- [Exercise details]:
Repeat the listing in full, preserving every character.

## Start Records shown

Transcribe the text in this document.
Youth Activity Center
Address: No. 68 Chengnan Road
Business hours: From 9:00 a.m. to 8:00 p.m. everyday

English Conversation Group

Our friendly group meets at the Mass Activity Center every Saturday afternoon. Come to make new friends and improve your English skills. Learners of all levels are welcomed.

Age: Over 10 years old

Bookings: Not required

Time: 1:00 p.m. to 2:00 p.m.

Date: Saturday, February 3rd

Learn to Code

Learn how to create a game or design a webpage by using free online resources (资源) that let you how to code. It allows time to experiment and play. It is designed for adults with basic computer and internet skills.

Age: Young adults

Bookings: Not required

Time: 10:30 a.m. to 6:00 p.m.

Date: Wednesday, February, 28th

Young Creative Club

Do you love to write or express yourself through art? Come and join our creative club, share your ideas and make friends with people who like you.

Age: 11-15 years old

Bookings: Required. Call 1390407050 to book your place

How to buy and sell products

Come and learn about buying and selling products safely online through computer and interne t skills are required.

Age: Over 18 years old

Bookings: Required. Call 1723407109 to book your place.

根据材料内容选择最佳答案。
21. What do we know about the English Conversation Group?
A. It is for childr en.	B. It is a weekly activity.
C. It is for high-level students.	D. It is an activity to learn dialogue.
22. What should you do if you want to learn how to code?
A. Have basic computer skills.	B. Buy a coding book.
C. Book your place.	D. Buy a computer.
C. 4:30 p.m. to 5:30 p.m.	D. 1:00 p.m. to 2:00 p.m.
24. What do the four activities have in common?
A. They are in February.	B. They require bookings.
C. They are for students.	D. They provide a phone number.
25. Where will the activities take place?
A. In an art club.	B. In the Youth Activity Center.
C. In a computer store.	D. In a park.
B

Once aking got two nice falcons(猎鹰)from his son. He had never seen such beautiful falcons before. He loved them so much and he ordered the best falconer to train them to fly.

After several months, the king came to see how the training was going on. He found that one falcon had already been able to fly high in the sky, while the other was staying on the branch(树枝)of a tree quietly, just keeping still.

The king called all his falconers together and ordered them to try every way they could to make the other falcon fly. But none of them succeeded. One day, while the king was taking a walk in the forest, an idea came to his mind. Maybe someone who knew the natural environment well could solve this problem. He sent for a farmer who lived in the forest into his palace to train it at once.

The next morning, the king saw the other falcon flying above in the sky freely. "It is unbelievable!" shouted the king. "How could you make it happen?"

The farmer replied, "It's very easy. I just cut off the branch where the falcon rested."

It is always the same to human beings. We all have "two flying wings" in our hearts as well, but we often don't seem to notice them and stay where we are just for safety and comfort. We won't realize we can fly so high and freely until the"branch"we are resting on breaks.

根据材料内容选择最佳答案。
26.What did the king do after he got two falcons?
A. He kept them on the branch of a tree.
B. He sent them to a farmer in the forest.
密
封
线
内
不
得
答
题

## End Records shown

- [Response to the exercise]:
Transcribe the text in this document.
Youth Activity Center
Address: No. 68 Chengnan Road
Business hours: From 9:00 a.m. to 8:00 p.m. everyday

English Conversation Group

Our friendly group meets at the Mass Activity Center every Saturday afternoon. Come to make new friends and improve your English skills. Learners of all levels are welcomed.

Age: Over 10 years old

Bookings: Not required

Time: 1:00 p.m. to 2:00 p.m.

Date: Saturday, February 3rd

Learn to Code

Learn how to create a game or design a webpage by using free online resources (资源) that let you how to code. It allows time to experiment and play. It is designed for adults with basic computer and internet skills.

Age: Young adults

Bookings: Not required

Time: 10:30 a.m. to 6:00 p.m.

Date: Wednesday, February, 28th

Young Creative Club

Do you love to write or express yourself through art? Come and join our creative club, share your ideas and make friends with people who like you.

Age: 11-15 years old

Bookings: Required. Call 1390407050 to book your place

How to buy and sell products

Come and learn about buying and selling products safely online through computer and interne t skills are required.

Age: Over 18 years old

Bookings: Required. Call 1723407109 to book your place.

根据材料内容选择最佳答案。
21. What do we know about the English Conversation Group?
A. It is for childr en.	B. It is a weekly activity.
C. It is for high-level students.	D. It is an activity to learn dialogue.
22. What should you do if you want to learn how to code?
A. Have basic computer skills.	B. Buy a coding book.
C. Book your place.	D. Buy a computer.
C. 4:30 p.m. to 5:30 p.m.	D. 1:00 p.m. to 2:00 p.m.
24. What do the four activities have in common?
A. They are in February.	B. They require bookings.
C. They are for students.	D. They provide a phone number.
25. Where will the activities take place?
A. In an art club.	B. In the Youth Activity Center.
C. In a computer store.	D. In a park.
B

Once aking got two nice falcons(猎鹰)from his son. He had never seen such beautiful falcons before. He loved them so much and he ordered the best falconer to train them to fly.

After several months, the king came to see how the training was going on. He found that one falcon had already been able to fly high in the sky, while the other was staying on the branch(树枝)of a tree quietly, just keeping still.

The king called all his falconers together and ordered them to try every way they could to make the other falcon fly. But none of them succeeded. One day, while the king was taking a walk in the forest, an idea came to his mind. Maybe someone who knew the natural environment well could solve this problem. He sent for a farmer who lived in the forest into his palace to train it at once.

The next morning, the king saw the other falcon flying above in the sky freely. "It is unbelievable!" shouted the king. "How could you make it happen?"

The farmer replied, "It's very easy. I just cut off the branch where the falcon rested."

It is always the same to human beings. We all have "two flying wings" in our hearts as well, but we often don't seem to notice them and stay where we are just for safety and comfort. We won't realize we can fly so high and freely until the"branch"we are resting on breaks.

根据材料内容选择最佳答案。
26.What did the king do after he got two falcons?
A. He kept them on the branch of a tree.
B. He sent them to a farmer in the forest.
密
封
线
内
不
得
答
题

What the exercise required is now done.